▸ Problem to solve
Find each line with the word "this" and copy it.
====== Information supplied
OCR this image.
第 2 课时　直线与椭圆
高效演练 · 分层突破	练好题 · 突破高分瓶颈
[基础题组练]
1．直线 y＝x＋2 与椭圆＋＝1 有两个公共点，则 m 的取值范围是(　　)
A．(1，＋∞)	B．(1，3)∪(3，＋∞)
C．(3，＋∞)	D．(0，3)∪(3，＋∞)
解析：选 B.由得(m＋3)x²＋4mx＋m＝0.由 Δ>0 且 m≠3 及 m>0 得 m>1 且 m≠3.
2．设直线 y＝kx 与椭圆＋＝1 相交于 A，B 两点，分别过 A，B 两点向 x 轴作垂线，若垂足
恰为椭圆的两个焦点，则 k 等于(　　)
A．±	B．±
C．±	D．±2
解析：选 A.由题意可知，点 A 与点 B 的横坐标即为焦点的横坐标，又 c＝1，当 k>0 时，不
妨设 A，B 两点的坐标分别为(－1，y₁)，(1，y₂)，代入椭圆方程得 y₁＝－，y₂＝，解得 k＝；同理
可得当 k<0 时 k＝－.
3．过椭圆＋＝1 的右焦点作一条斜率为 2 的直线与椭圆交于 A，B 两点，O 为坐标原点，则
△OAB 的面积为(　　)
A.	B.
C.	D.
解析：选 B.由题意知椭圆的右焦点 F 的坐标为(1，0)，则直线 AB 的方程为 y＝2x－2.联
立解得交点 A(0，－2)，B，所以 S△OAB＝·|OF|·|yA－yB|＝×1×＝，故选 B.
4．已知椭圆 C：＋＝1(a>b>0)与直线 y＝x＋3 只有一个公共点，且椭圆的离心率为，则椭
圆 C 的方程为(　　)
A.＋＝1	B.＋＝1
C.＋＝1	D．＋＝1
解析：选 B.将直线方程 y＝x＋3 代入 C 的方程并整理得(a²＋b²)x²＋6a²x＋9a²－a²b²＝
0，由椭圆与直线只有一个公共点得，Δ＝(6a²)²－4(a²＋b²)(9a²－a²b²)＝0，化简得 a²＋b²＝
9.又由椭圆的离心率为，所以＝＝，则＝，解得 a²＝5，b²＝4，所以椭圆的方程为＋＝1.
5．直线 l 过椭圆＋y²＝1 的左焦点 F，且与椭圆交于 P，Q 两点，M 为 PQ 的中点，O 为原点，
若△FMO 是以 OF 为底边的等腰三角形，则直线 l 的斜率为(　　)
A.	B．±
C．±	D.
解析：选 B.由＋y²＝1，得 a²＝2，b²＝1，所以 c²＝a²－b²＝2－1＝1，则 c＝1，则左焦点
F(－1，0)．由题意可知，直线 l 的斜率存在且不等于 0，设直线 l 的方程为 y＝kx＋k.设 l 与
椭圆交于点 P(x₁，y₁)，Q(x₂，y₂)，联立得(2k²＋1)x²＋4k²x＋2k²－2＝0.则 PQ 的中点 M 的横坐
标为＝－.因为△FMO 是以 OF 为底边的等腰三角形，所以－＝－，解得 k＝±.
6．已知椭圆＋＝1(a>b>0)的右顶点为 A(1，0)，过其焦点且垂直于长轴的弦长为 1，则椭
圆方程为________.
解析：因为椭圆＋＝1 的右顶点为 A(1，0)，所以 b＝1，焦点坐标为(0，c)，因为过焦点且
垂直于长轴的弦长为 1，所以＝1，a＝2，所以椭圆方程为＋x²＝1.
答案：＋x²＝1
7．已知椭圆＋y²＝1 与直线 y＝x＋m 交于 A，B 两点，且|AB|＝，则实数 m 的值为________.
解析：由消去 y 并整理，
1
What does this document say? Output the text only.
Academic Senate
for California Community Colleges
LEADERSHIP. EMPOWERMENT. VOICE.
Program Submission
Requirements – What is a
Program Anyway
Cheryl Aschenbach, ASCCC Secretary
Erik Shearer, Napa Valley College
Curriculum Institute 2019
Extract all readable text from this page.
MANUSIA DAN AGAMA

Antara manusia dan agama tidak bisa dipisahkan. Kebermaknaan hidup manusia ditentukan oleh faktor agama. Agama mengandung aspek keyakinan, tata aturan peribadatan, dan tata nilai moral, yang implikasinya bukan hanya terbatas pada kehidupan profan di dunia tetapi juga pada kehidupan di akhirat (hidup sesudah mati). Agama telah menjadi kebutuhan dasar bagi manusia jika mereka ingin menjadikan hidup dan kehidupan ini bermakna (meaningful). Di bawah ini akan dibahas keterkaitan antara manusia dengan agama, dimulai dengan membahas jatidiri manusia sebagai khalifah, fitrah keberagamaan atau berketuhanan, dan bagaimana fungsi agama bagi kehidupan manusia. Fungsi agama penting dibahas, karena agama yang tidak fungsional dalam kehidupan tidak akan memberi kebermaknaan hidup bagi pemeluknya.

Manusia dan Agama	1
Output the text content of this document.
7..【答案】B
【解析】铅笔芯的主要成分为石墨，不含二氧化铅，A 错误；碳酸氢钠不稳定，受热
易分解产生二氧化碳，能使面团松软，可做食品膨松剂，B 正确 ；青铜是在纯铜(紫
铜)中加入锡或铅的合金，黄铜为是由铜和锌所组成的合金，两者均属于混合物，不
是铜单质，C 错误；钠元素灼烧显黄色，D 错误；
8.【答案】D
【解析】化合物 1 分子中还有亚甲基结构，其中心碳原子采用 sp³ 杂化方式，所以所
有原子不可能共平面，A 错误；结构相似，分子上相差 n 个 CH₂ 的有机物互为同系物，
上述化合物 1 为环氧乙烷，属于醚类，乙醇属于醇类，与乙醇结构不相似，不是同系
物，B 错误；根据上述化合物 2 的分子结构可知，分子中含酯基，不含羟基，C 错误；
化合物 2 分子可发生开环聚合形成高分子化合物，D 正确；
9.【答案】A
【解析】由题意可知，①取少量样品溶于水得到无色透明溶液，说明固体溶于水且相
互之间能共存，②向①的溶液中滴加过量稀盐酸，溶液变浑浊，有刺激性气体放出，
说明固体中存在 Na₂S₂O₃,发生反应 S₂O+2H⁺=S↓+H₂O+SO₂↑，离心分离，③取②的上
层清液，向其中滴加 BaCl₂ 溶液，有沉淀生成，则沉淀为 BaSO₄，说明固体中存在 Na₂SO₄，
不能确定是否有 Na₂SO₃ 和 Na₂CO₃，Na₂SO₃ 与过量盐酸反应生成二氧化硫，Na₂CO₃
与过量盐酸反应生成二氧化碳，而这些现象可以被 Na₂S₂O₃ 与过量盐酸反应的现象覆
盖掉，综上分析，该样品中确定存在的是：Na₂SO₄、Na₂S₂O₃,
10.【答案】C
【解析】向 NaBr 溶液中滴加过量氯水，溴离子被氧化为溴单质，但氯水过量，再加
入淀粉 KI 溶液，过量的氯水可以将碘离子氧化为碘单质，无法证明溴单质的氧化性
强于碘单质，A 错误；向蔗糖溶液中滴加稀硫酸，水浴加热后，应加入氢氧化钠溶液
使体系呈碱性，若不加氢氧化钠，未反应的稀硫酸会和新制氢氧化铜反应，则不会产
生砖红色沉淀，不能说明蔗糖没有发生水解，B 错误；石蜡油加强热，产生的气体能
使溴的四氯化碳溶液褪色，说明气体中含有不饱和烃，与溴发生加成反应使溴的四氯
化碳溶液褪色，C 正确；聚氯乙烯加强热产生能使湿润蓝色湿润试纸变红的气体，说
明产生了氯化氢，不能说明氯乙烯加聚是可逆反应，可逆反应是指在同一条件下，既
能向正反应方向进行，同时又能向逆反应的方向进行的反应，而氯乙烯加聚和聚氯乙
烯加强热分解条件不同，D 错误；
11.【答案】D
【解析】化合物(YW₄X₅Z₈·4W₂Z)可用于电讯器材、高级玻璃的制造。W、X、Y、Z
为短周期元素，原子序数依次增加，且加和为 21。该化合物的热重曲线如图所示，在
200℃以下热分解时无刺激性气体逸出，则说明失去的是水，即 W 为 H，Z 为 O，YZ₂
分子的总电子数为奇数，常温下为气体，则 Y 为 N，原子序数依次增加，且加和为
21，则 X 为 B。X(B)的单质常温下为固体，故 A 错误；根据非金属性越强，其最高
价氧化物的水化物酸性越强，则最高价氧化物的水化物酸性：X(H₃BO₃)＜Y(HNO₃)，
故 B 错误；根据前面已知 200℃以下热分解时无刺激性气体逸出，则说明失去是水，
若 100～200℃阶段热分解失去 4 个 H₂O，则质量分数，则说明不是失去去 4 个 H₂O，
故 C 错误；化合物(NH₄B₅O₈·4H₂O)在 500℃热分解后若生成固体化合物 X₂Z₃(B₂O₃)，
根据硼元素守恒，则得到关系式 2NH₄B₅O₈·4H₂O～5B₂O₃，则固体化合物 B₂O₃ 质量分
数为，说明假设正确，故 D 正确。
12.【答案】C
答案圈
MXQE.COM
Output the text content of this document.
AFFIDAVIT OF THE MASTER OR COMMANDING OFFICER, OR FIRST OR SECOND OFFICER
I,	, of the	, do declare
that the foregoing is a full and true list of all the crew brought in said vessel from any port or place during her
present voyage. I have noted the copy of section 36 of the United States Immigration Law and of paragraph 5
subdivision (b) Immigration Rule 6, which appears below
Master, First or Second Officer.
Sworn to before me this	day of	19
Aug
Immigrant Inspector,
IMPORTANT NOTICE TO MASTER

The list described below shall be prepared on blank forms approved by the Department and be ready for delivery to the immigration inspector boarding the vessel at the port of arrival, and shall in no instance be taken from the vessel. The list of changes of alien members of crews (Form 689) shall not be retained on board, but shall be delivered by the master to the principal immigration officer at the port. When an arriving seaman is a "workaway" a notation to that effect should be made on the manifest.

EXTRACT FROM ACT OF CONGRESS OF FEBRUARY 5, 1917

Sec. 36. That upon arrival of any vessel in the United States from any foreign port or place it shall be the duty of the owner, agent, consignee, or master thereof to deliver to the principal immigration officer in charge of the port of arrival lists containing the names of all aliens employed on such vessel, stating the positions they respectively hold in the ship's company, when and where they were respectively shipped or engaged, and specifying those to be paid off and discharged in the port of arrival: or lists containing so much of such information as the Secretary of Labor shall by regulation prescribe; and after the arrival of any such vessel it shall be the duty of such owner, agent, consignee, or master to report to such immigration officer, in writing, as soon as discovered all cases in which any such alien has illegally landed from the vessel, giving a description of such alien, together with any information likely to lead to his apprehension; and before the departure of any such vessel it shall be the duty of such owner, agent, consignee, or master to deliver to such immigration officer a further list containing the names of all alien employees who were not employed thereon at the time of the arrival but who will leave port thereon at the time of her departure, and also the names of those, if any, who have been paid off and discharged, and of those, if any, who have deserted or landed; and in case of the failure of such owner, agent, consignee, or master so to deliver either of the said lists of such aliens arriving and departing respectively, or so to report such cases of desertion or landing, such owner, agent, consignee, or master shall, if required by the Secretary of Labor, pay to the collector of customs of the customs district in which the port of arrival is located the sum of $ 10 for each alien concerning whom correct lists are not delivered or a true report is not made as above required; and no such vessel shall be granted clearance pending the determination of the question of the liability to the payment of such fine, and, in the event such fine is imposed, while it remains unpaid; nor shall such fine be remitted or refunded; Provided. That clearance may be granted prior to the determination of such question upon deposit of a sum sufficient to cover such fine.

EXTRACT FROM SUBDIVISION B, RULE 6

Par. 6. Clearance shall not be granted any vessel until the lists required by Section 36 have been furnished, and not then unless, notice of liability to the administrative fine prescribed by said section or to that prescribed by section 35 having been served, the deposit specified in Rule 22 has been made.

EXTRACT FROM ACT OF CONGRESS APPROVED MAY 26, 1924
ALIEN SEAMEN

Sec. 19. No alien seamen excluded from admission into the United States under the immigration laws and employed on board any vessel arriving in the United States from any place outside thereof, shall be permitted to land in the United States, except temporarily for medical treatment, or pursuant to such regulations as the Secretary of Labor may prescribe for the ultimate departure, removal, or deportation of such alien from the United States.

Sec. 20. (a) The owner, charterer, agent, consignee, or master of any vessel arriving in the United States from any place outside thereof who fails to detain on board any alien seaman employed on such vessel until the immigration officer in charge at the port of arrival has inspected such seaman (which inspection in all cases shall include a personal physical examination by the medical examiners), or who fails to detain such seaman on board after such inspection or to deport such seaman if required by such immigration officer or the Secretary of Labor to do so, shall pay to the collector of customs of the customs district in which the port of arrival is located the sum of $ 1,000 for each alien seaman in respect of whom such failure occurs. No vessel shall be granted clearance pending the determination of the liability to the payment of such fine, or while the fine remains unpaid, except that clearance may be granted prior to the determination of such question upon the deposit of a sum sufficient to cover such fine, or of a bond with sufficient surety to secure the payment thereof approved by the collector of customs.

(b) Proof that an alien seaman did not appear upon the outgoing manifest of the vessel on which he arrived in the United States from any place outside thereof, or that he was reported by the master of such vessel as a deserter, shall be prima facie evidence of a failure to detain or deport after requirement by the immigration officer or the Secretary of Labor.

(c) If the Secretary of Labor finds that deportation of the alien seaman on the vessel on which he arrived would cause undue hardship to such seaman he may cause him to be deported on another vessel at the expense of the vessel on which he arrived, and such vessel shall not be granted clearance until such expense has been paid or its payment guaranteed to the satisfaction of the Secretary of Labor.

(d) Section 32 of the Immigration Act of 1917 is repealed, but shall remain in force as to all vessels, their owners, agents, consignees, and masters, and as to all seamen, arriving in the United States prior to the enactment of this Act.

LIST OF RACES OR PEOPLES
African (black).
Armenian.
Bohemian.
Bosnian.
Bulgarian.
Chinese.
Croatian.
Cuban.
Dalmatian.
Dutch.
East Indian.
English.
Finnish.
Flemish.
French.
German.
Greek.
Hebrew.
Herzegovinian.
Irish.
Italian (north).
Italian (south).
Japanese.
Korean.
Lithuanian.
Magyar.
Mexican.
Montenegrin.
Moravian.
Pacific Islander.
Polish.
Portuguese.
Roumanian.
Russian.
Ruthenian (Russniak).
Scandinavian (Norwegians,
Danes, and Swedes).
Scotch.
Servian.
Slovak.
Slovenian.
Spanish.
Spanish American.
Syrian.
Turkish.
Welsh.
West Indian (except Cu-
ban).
============
▸ Answer to the exercise
OCR this image.
What does this document say? Output the text only.
Extract all readable text from this page.
Output the text content of this document.
Output the text content of this document.
Sworn to before me this	day of	19
(d) Section 32 of the Immigration Act of 1917 is repealed, but shall remain in force as to all vessels, their owners, agents, consignees, and masters, and as to all seamen, arriving in the United States prior to the enactment of this Act.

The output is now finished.